Start Material supplied

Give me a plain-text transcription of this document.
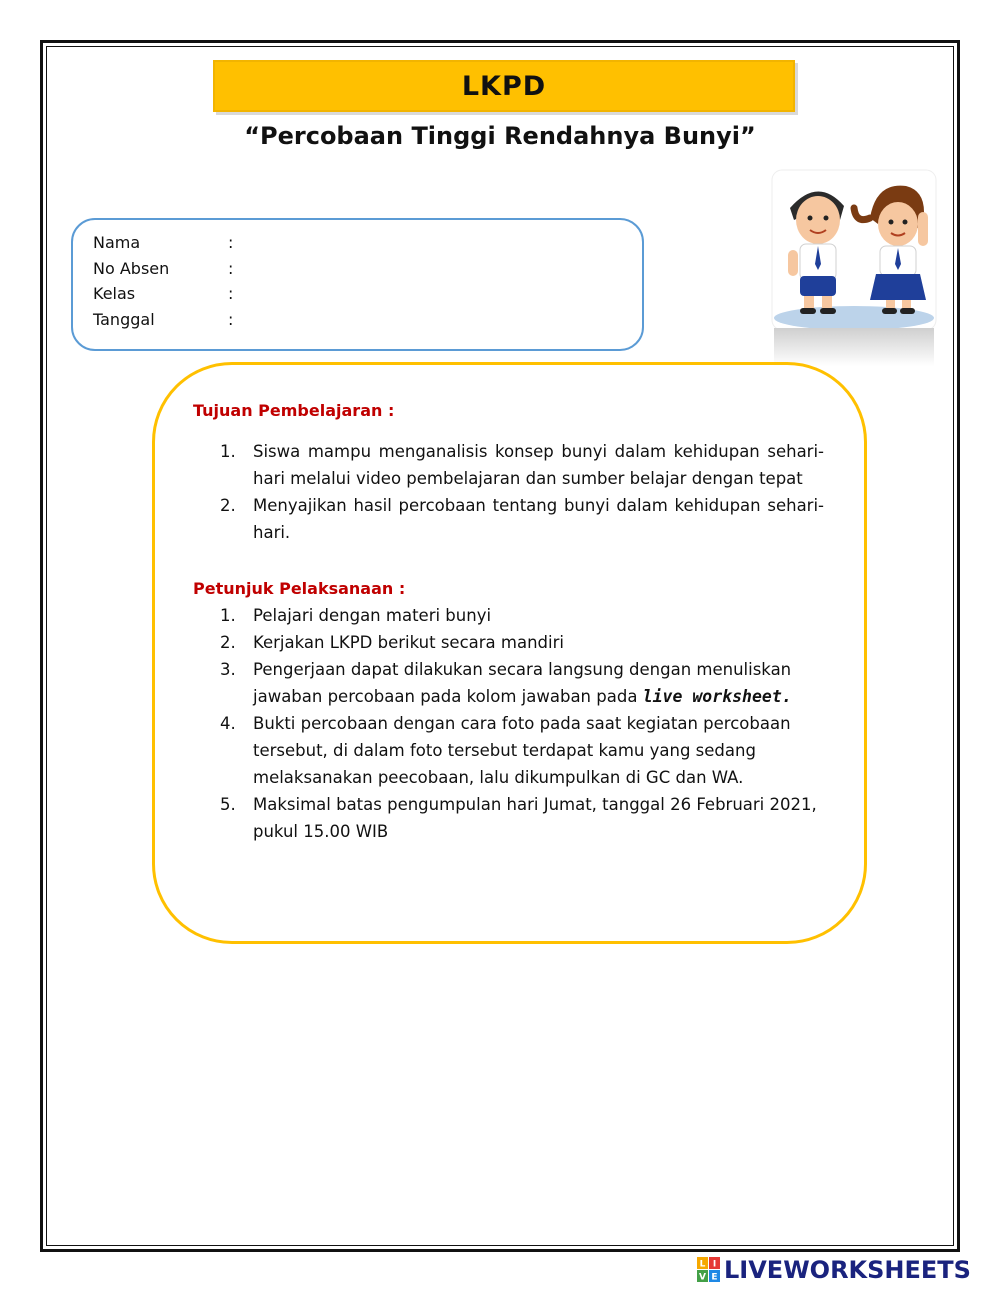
LKPD
“Percobaan Tinggi Rendahnya Bunyi”
Nama	:
No Absen	:
Kelas	:
Tanggal	:
Tujuan Pembelajaran :
1. Siswa mampu menganalisis konsep bunyi dalam kehidupan sehari-hari melalui video pembelajaran dan sumber belajar dengan tepat
2. Menyajikan hasil percobaan tentang bunyi dalam kehidupan sehari-hari.
Petunjuk Pelaksanaan :
1. Pelajari dengan materi bunyi
2. Kerjakan LKPD berikut secara mandiri
3. Pengerjaan dapat dilakukan secara langsung dengan menuliskan jawaban percobaan pada kolom jawaban pada live worksheet.
4. Bukti percobaan dengan cara foto pada saat kegiatan percobaan tersebut, di dalam foto tersebut terdapat kamu yang sedang melaksanakan peecobaan, lalu dikumpulkan di GC dan WA.
5. Maksimal batas pengumpulan hari Jumat, tanggal 26 Februari 2021, pukul 15.00 WIB
L I
V E LIVEWORKSHEETS
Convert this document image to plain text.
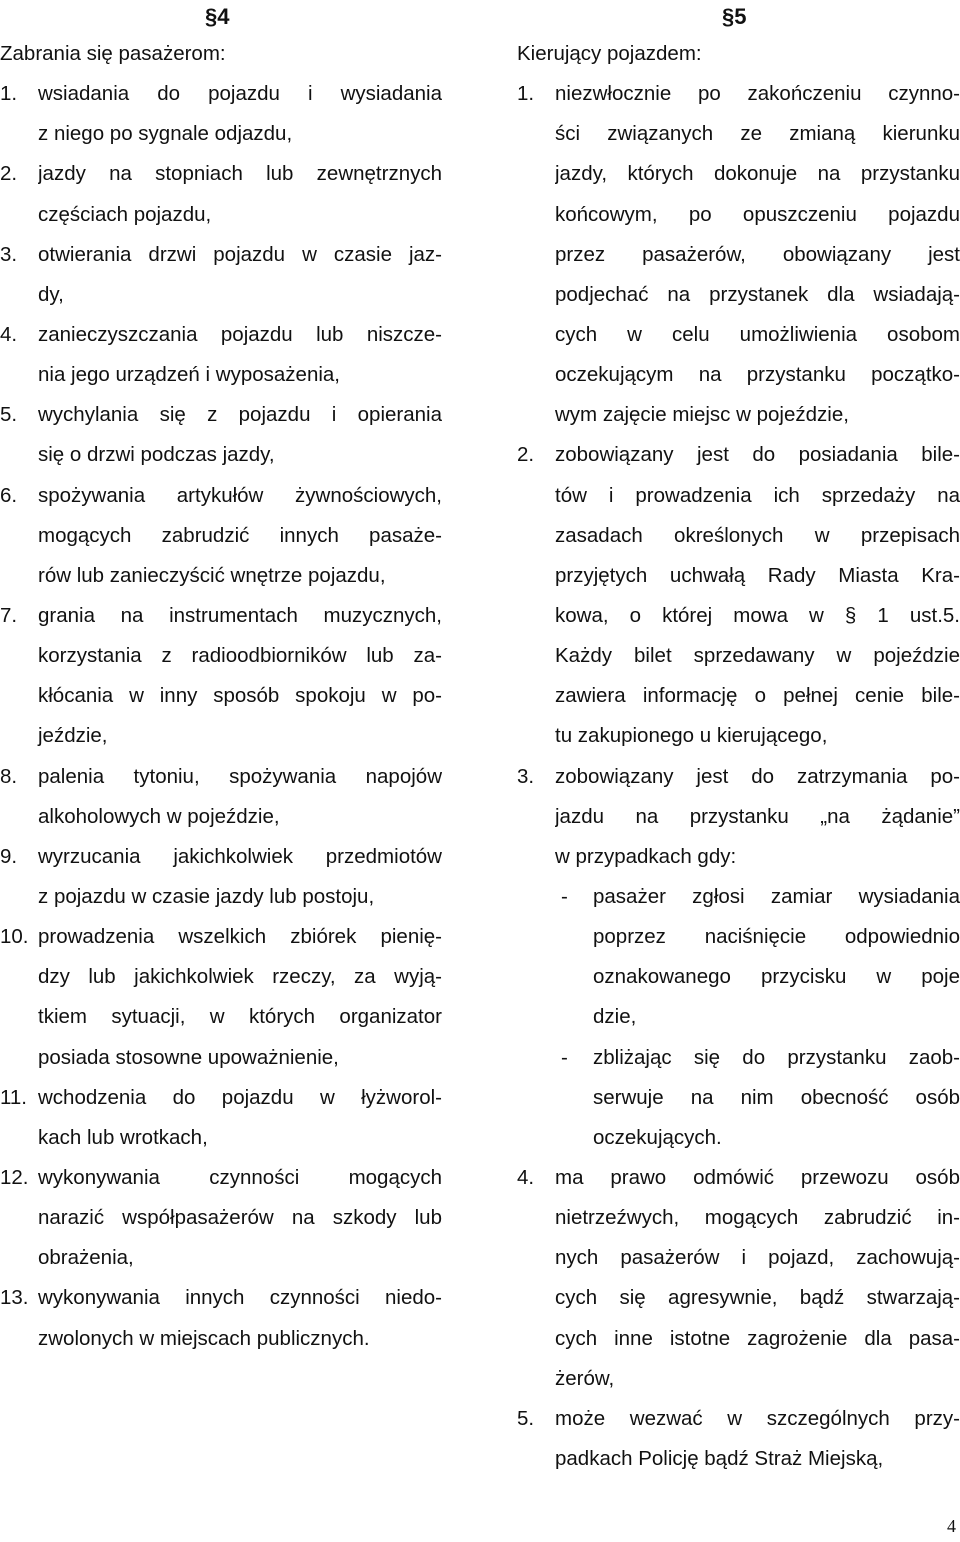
§4
Zabrania się pasażerom:
1. wsiadania do pojazdu i wysiadania
z niego po sygnale odjazdu,
2. jazdy na stopniach lub zewnętrznych
częściach pojazdu,
3. otwierania drzwi pojazdu w czasie jaz-
dy,
4. zanieczyszczania pojazdu lub niszcze-
nia jego urządzeń i wyposażenia,
5. wychylania się z pojazdu i opierania
się o drzwi podczas jazdy,
6. spożywania artykułów żywnościowych,
mogących zabrudzić innych pasaże-
rów lub zanieczyścić wnętrze pojazdu,
7. grania na instrumentach muzycznych,
korzystania z radioodbiorników lub za-
kłócania w inny sposób spokoju w po-
jeździe,
8. palenia tytoniu, spożywania napojów
alkoholowych w pojeździe,
9. wyrzucania jakichkolwiek przedmiotów
z pojazdu w czasie jazdy lub postoju,
10. prowadzenia wszelkich zbiórek pienię-
dzy lub jakichkolwiek rzeczy, za wyją-
tkiem sytuacji, w których organizator
posiada stosowne upoważnienie,
11. wchodzenia do pojazdu w łyżworol-
kach lub wrotkach,
12. wykonywania czynności mogących
narazić współpasażerów na szkody lub
obrażenia,
13. wykonywania innych czynności niedo-
zwolonych w miejscach publicznych.
§5
Kierujący pojazdem:
1. niezwłocznie po zakończeniu czynno-
ści związanych ze zmianą kierunku
jazdy, których dokonuje na przystanku
końcowym, po opuszczeniu pojazdu
przez pasażerów, obowiązany jest
podjechać na przystanek dla wsiadają-
cych w celu umożliwienia osobom
oczekującym na przystanku początko-
wym zajęcie miejsc w pojeździe,
2. zobowiązany jest do posiadania bile-
tów i prowadzenia ich sprzedaży na
zasadach określonych w przepisach
przyjętych uchwałą Rady Miasta Kra-
kowa, o której mowa w § 1 ust.5.
Każdy bilet sprzedawany w pojeździe
zawiera informację o pełnej cenie bile-
tu zakupionego u kierującego,
3. zobowiązany jest do zatrzymania po-
jazdu na przystanku „na żądanie”
w przypadkach gdy:
- pasażer zgłosi zamiar wysiadania
poprzez naciśnięcie odpowiednio
oznakowanego przycisku w poje
dzie,
- zbliżając się do przystanku zaob-
serwuje na nim obecność osób
oczekujących.
4. ma prawo odmówić przewozu osób
nietrzeźwych, mogących zabrudzić in-
nych pasażerów i pojazd, zachowują-
cych się agresywnie, bądź stwarzają-
cych inne istotne zagrożenie dla pasa-
żerów,
5. może wezwać w szczególnych przy-
padkach Policję bądź Straż Miejską,
4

End Material supplied

**Exercise**.
Repeat the material verbatim. Do not carry over any picture.

**Written answer**.
Give me a plain-text transcription of this document.
LKPD
“Percobaan Tinggi Rendahnya Bunyi”
Nama	:
No Absen	:
Kelas	:
Tanggal	:
Tujuan Pembelajaran :
1. Siswa mampu menganalisis konsep bunyi dalam kehidupan sehari-hari melalui video pembelajaran dan sumber belajar dengan tepat
2. Menyajikan hasil percobaan tentang bunyi dalam kehidupan sehari-hari.
Petunjuk Pelaksanaan :
1. Pelajari dengan materi bunyi
2. Kerjakan LKPD berikut secara mandiri
3. Pengerjaan dapat dilakukan secara langsung dengan menuliskan jawaban percobaan pada kolom jawaban pada live worksheet.
4. Bukti percobaan dengan cara foto pada saat kegiatan percobaan tersebut, di dalam foto tersebut terdapat kamu yang sedang melaksanakan peecobaan, lalu dikumpulkan di GC dan WA.
5. Maksimal batas pengumpulan hari Jumat, tanggal 26 Februari 2021, pukul 15.00 WIB
L I
V E LIVEWORKSHEETS
Convert this document image to plain text.
§4
Zabrania się pasażerom:
1. wsiadania do pojazdu i wysiadania
z niego po sygnale odjazdu,
2. jazdy na stopniach lub zewnętrznych
częściach pojazdu,
3. otwierania drzwi pojazdu w czasie jaz-
dy,
4. zanieczyszczania pojazdu lub niszcze-
nia jego urządzeń i wyposażenia,
5. wychylania się z pojazdu i opierania
się o drzwi podczas jazdy,
6. spożywania artykułów żywnościowych,
mogących zabrudzić innych pasaże-
rów lub zanieczyścić wnętrze pojazdu,
7. grania na instrumentach muzycznych,
korzystania z radioodbiorników lub za-
kłócania w inny sposób spokoju w po-
jeździe,
8. palenia tytoniu, spożywania napojów
alkoholowych w pojeździe,
9. wyrzucania jakichkolwiek przedmiotów
z pojazdu w czasie jazdy lub postoju,
10. prowadzenia wszelkich zbiórek pienię-
dzy lub jakichkolwiek rzeczy, za wyją-
tkiem sytuacji, w których organizator
posiada stosowne upoważnienie,
11. wchodzenia do pojazdu w łyżworol-
kach lub wrotkach,
12. wykonywania czynności mogących
narazić współpasażerów na szkody lub
obrażenia,
13. wykonywania innych czynności niedo-
zwolonych w miejscach publicznych.
§5
Kierujący pojazdem:
1. niezwłocznie po zakończeniu czynno-
ści związanych ze zmianą kierunku
jazdy, których dokonuje na przystanku
końcowym, po opuszczeniu pojazdu
przez pasażerów, obowiązany jest
podjechać na przystanek dla wsiadają-
cych w celu umożliwienia osobom
oczekującym na przystanku początko-
wym zajęcie miejsc w pojeździe,
2. zobowiązany jest do posiadania bile-
tów i prowadzenia ich sprzedaży na
zasadach określonych w przepisach
przyjętych uchwałą Rady Miasta Kra-
kowa, o której mowa w § 1 ust.5.
Każdy bilet sprzedawany w pojeździe
zawiera informację o pełnej cenie bile-
tu zakupionego u kierującego,
3. zobowiązany jest do zatrzymania po-
jazdu na przystanku „na żądanie”
w przypadkach gdy:
- pasażer zgłosi zamiar wysiadania
poprzez naciśnięcie odpowiednio
oznakowanego przycisku w poje
dzie,
- zbliżając się do przystanku zaob-
serwuje na nim obecność osób
oczekujących.
4. ma prawo odmówić przewozu osób
nietrzeźwych, mogących zabrudzić in-
nych pasażerów i pojazd, zachowują-
cych się agresywnie, bądź stwarzają-
cych inne istotne zagrożenie dla pasa-
żerów,
5. może wezwać w szczególnych przy-
padkach Policję bądź Straż Miejską,
4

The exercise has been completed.